Requirements: Scan the material for the word "throughout", and copy each line where it shows up.

[Records from a dataset]

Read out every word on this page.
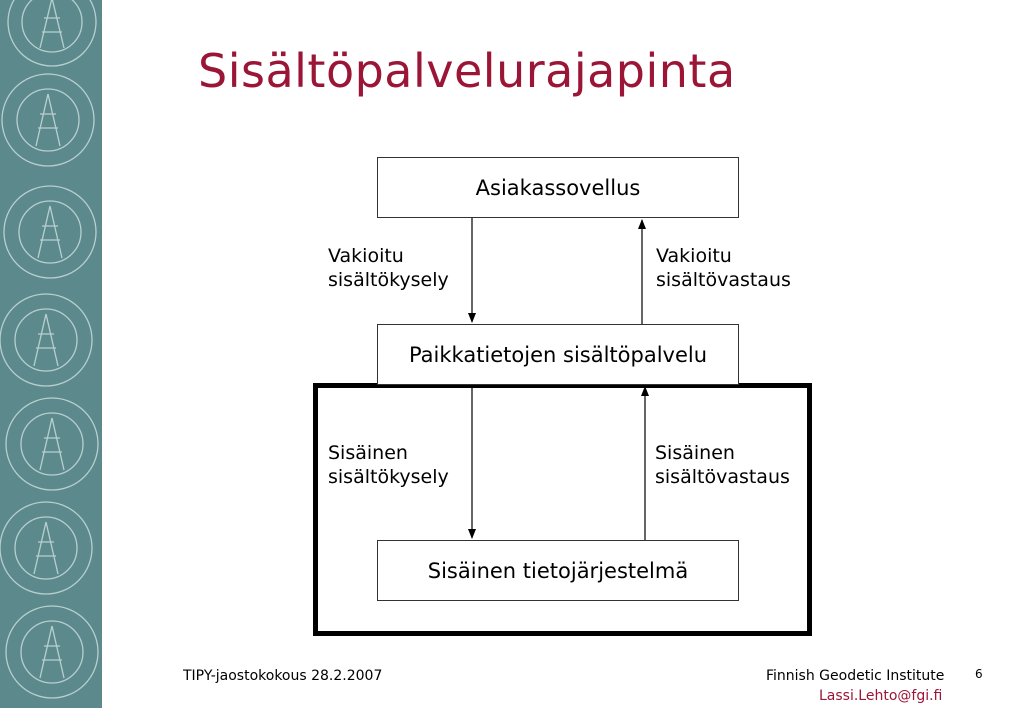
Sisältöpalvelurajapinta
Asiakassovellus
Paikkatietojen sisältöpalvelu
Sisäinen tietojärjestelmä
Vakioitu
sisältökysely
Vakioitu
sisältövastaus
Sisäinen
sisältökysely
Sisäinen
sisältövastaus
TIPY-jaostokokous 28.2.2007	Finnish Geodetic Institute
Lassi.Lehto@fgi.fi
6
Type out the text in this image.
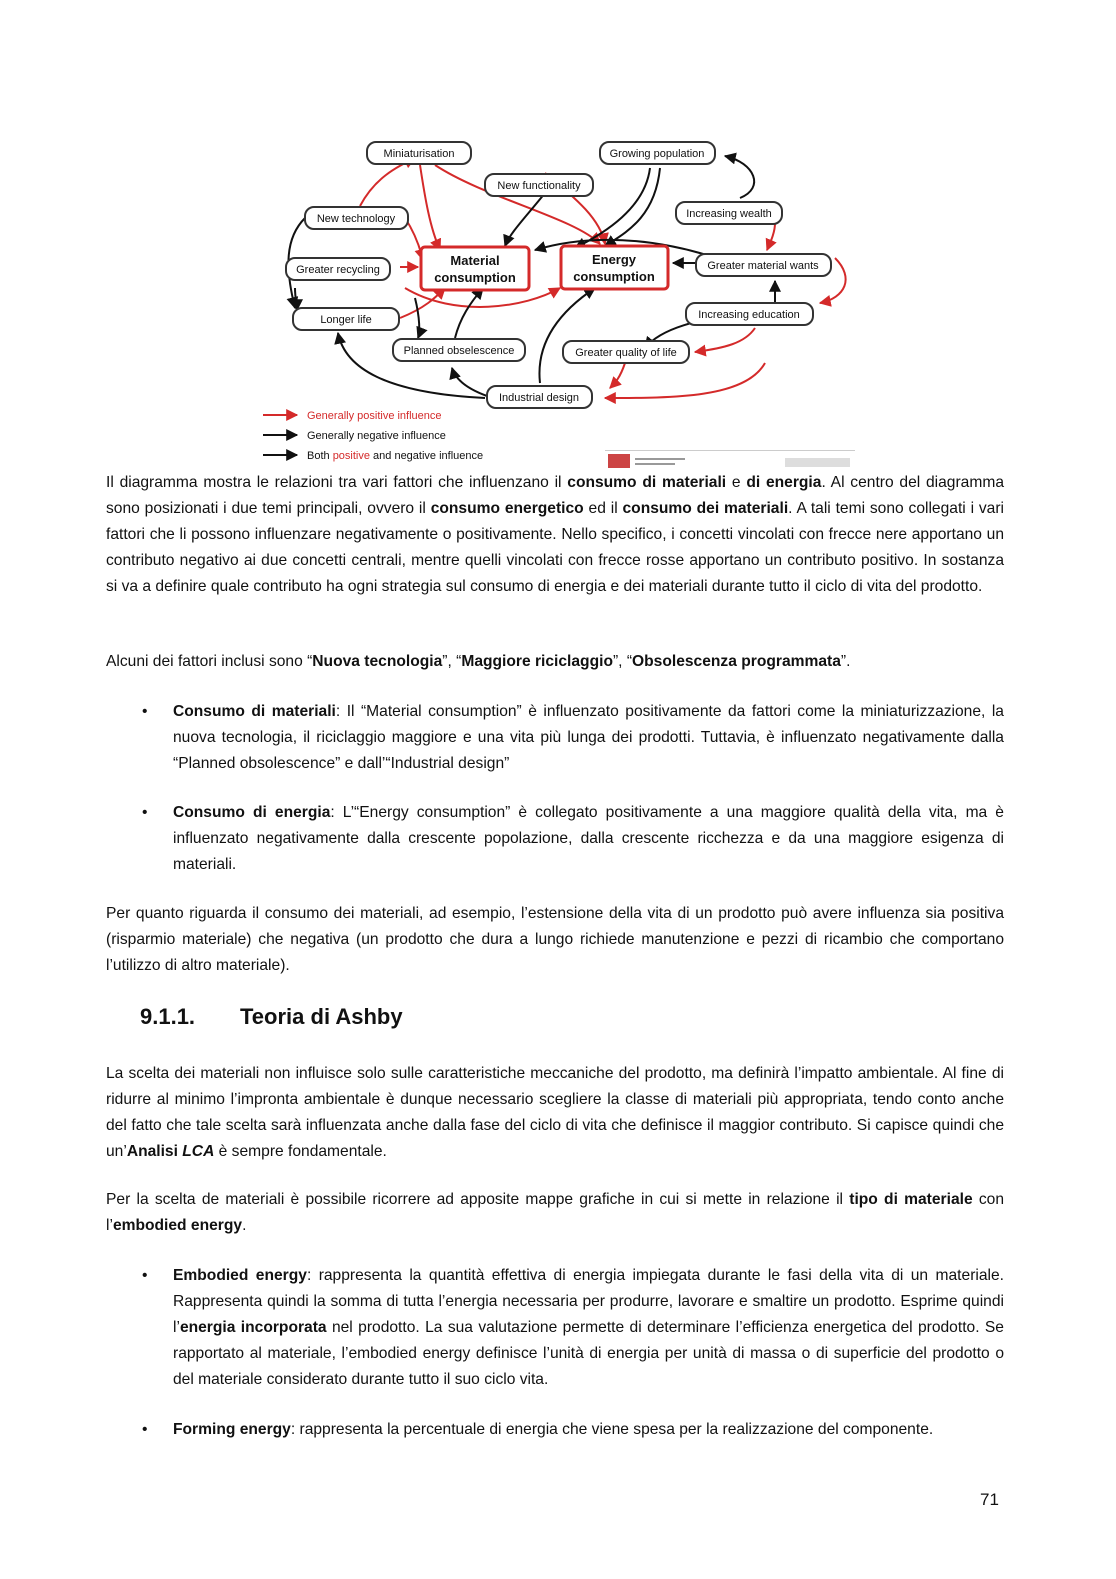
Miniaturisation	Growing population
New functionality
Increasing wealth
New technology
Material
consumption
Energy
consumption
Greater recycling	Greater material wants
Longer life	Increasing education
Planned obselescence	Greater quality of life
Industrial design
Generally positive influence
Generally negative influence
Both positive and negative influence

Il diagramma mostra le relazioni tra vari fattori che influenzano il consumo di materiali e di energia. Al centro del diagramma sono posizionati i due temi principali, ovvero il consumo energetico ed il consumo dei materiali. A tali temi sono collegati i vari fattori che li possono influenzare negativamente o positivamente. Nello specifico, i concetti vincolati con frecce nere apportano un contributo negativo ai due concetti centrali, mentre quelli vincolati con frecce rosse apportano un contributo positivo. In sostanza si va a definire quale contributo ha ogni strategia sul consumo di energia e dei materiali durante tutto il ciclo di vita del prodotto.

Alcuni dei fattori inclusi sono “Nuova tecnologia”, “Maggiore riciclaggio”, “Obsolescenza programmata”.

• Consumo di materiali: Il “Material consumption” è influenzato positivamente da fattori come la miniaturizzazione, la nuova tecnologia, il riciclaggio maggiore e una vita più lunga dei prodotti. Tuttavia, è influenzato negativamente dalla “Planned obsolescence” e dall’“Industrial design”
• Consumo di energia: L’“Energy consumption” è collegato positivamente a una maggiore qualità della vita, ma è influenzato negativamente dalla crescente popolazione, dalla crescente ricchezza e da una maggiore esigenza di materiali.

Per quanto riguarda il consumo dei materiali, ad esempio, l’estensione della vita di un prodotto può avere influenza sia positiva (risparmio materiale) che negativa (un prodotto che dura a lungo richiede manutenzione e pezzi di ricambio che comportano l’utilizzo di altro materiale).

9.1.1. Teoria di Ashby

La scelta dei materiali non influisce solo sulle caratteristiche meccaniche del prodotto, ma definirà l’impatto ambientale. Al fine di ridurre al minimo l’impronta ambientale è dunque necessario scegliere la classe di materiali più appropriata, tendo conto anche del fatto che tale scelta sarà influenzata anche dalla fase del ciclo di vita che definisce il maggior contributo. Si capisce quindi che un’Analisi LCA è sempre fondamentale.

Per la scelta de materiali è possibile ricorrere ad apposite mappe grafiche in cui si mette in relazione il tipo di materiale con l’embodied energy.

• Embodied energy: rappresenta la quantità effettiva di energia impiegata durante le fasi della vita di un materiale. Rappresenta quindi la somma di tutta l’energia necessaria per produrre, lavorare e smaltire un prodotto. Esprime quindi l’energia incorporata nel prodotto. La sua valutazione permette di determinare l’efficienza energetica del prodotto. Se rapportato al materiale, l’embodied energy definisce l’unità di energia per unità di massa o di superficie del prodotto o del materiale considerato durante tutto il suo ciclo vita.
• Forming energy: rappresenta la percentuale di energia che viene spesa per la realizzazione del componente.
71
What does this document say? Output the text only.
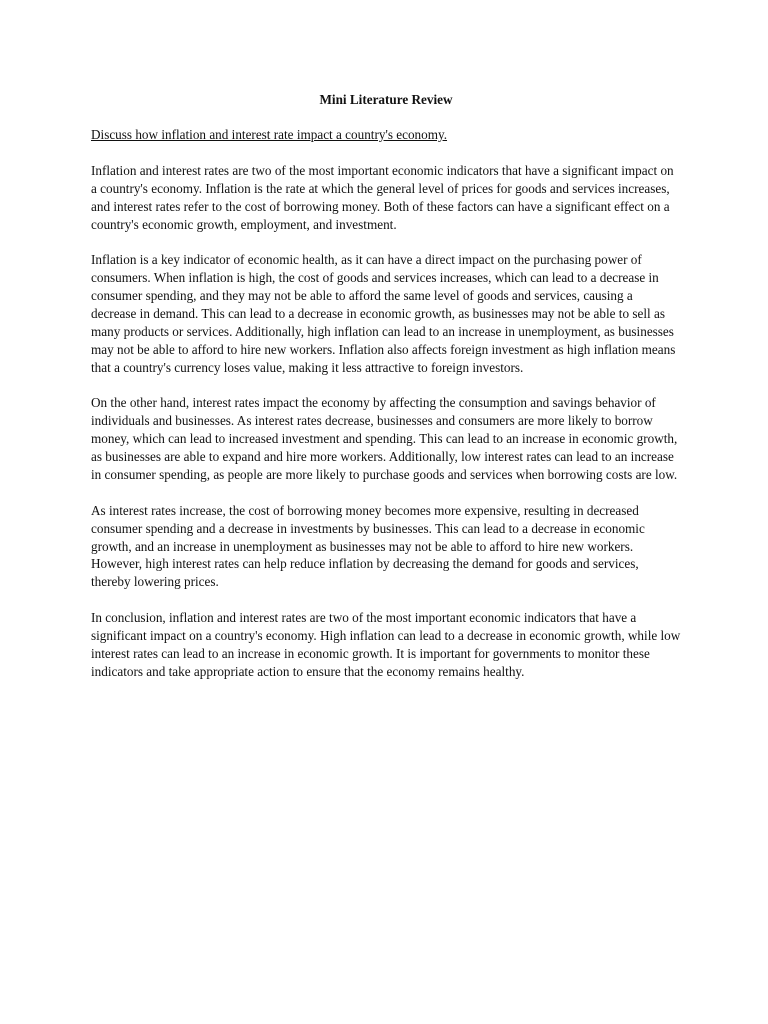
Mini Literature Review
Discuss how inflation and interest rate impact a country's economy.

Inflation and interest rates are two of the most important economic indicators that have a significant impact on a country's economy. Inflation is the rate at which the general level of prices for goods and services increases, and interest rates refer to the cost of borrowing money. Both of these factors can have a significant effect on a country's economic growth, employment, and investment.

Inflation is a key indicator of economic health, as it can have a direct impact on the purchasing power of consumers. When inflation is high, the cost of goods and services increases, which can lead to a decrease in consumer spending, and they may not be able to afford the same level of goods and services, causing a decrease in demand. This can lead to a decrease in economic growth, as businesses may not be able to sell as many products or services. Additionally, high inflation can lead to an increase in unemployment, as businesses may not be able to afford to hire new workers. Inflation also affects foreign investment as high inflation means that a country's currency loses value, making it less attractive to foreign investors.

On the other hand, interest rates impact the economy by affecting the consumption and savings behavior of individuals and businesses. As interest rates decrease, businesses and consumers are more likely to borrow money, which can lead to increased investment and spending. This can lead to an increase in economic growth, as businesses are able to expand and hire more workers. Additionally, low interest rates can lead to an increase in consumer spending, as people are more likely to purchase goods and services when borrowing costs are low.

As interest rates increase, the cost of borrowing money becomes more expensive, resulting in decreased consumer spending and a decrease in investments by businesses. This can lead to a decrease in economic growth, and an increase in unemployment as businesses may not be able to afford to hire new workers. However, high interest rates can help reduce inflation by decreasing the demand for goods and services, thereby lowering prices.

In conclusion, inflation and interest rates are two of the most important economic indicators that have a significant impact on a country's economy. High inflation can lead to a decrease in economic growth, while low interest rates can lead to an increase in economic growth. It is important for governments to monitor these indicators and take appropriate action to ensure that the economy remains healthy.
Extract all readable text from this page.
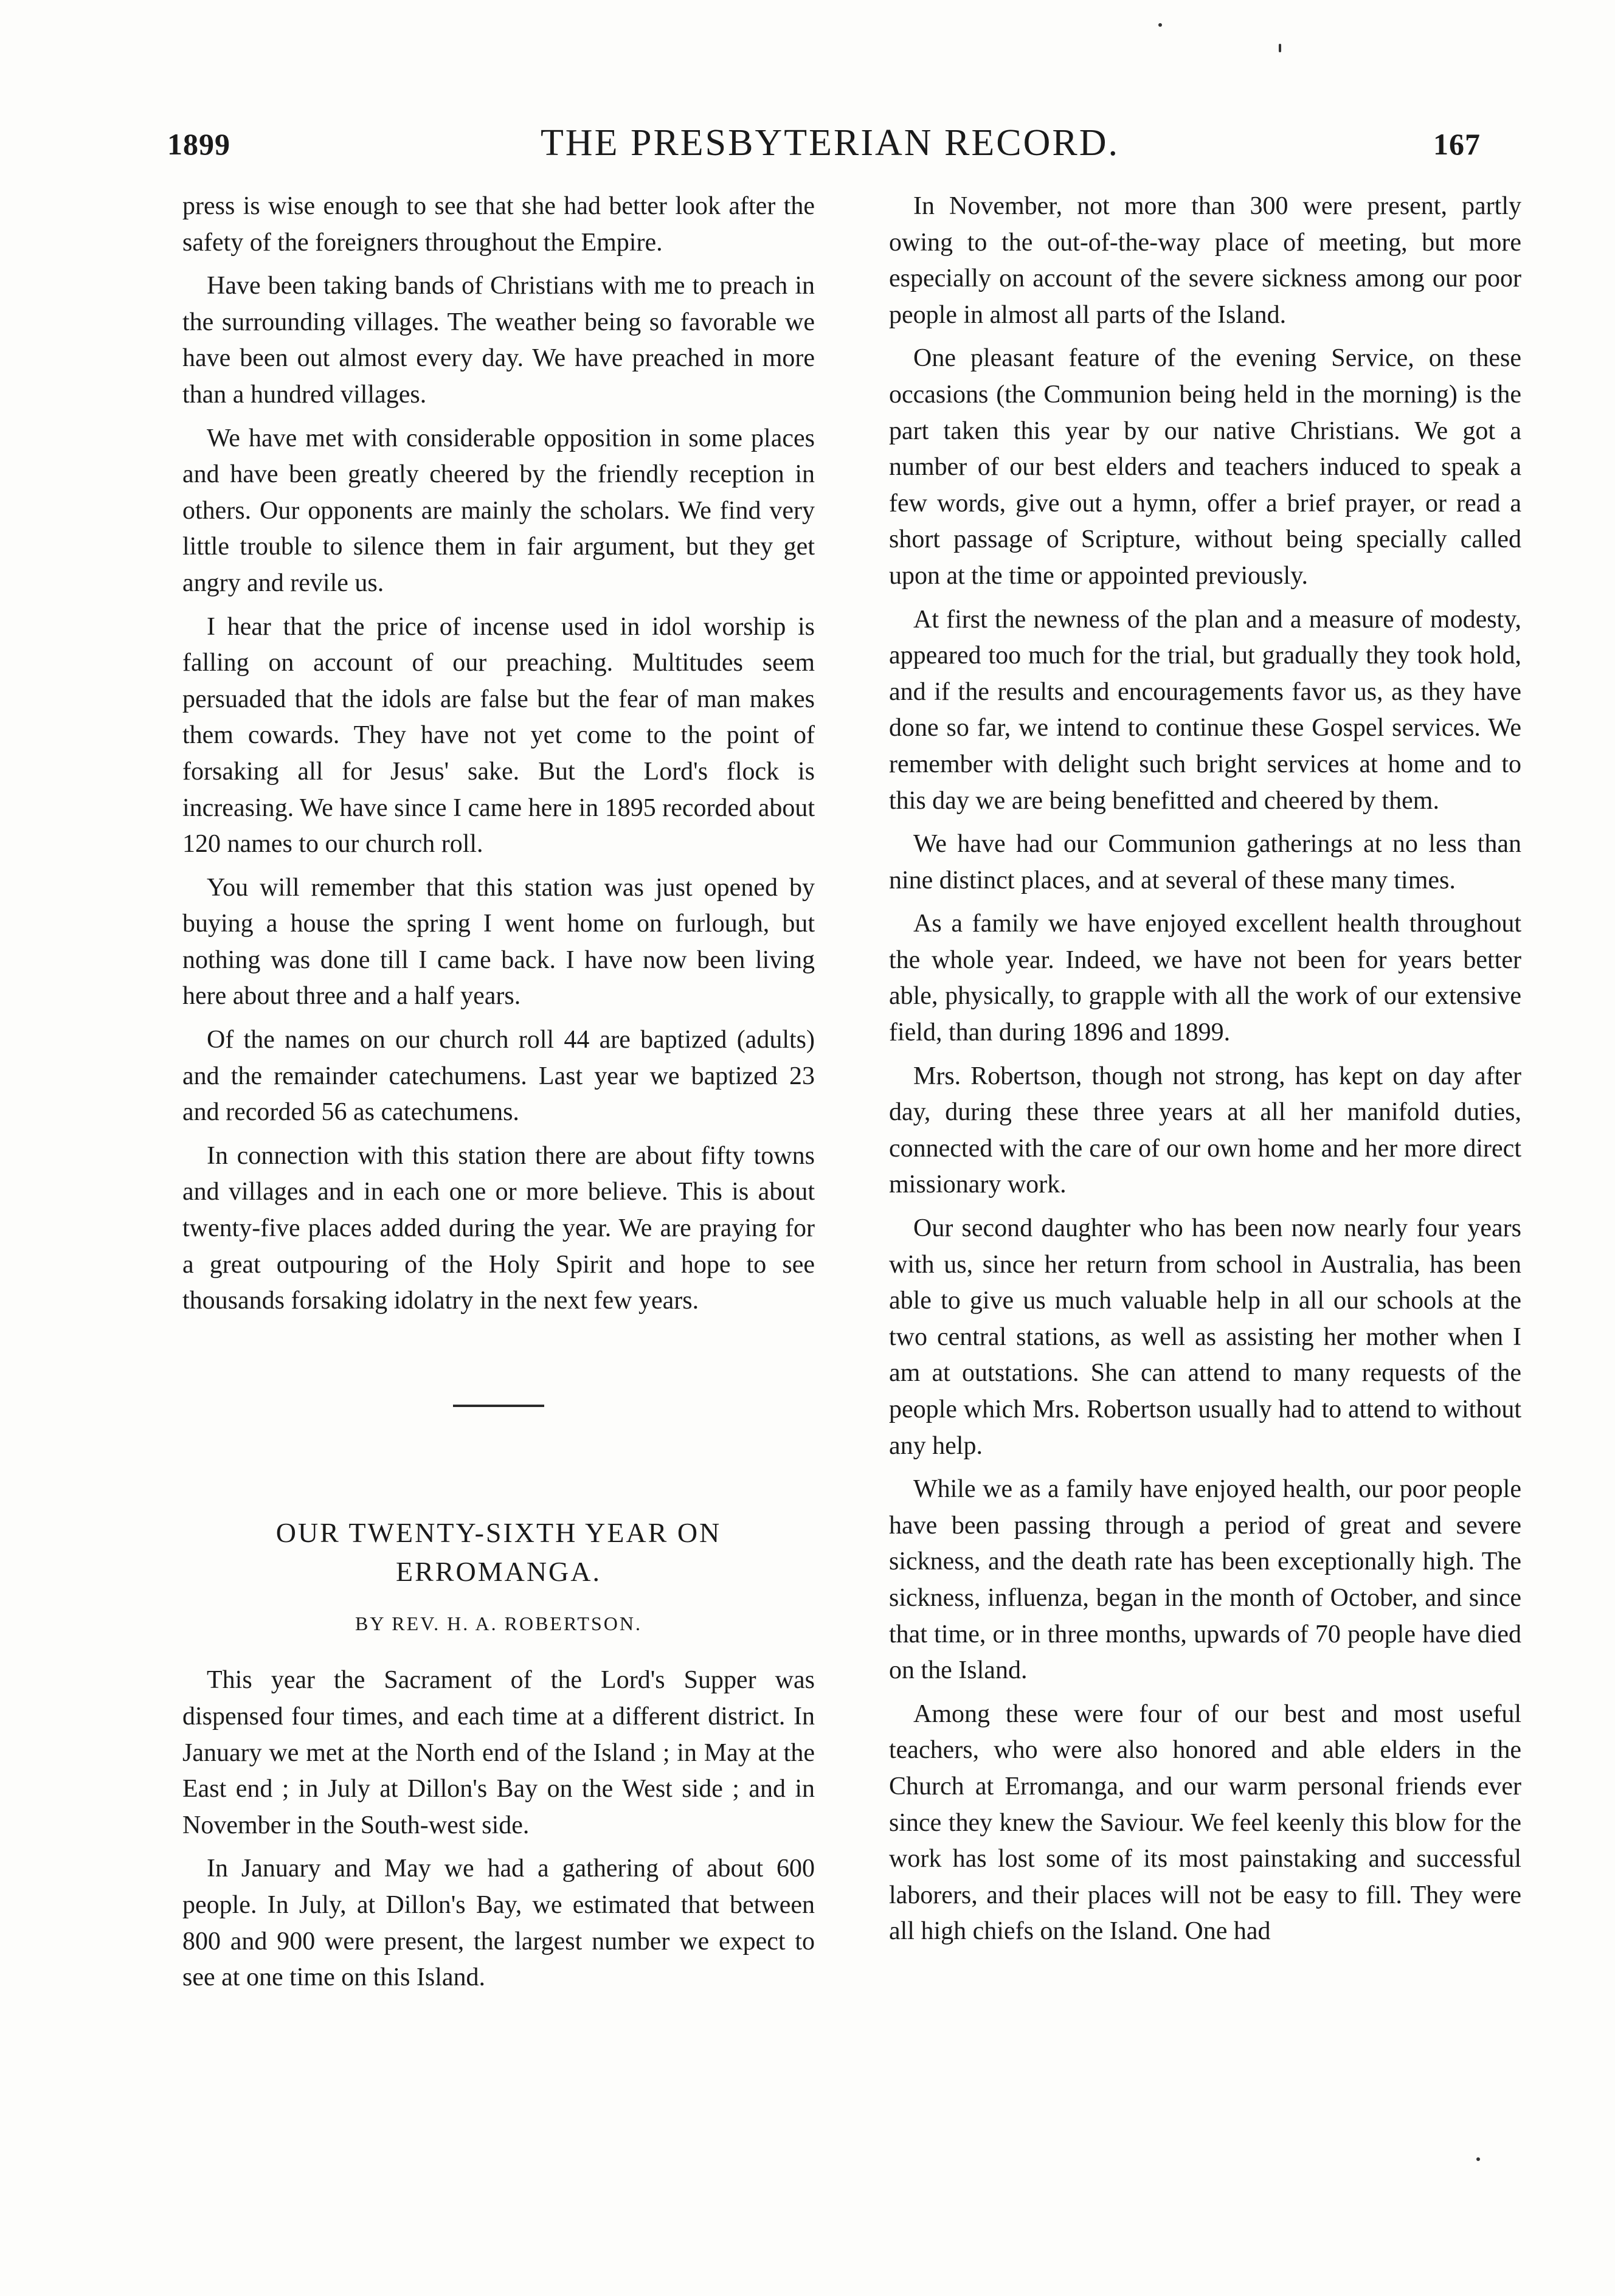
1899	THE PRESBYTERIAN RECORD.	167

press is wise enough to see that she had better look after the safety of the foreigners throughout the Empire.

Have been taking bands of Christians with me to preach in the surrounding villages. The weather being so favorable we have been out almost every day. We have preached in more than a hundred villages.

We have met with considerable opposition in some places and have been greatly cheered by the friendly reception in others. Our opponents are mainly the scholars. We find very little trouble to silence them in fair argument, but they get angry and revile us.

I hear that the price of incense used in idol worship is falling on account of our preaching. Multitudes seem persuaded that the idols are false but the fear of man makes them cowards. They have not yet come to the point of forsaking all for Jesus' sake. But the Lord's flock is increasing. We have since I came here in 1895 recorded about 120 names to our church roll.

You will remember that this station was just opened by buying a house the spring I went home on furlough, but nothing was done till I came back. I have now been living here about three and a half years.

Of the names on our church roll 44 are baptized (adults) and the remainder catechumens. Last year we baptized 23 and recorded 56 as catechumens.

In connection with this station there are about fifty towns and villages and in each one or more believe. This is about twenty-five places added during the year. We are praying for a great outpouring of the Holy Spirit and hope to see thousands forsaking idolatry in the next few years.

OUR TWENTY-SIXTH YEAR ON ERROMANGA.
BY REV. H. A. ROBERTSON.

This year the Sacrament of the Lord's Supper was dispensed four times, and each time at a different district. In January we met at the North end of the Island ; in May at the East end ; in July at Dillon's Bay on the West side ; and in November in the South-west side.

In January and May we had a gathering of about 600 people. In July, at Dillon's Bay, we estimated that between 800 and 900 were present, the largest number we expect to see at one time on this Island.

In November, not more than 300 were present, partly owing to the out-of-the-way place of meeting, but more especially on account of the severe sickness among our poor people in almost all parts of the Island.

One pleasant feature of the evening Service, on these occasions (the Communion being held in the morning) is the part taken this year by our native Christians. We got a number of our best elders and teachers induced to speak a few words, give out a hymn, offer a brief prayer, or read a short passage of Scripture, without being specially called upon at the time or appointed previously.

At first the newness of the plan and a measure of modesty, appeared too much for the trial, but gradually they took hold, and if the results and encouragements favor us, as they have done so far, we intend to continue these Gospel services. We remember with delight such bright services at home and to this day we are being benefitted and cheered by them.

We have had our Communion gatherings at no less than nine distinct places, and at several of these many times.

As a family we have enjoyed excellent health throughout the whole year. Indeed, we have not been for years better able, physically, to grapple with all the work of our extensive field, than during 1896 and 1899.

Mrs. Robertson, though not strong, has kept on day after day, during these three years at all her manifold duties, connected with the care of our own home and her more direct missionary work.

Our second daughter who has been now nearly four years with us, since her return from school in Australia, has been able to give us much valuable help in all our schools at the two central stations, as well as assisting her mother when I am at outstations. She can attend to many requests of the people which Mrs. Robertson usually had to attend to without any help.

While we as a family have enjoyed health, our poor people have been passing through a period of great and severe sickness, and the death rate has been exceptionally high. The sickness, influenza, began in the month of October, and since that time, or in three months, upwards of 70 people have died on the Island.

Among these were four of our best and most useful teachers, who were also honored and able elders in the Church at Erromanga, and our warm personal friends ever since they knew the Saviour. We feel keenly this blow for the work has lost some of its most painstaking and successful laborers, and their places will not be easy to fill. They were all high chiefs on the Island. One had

Answer to this task:
press is wise enough to see that she had better look after the safety of the foreigners throughout the Empire.
As a family we have enjoyed excellent health throughout the whole year. Indeed, we have not been for years better able, physically, to grapple with all the work of our extensive field, than during 1896 and 1899.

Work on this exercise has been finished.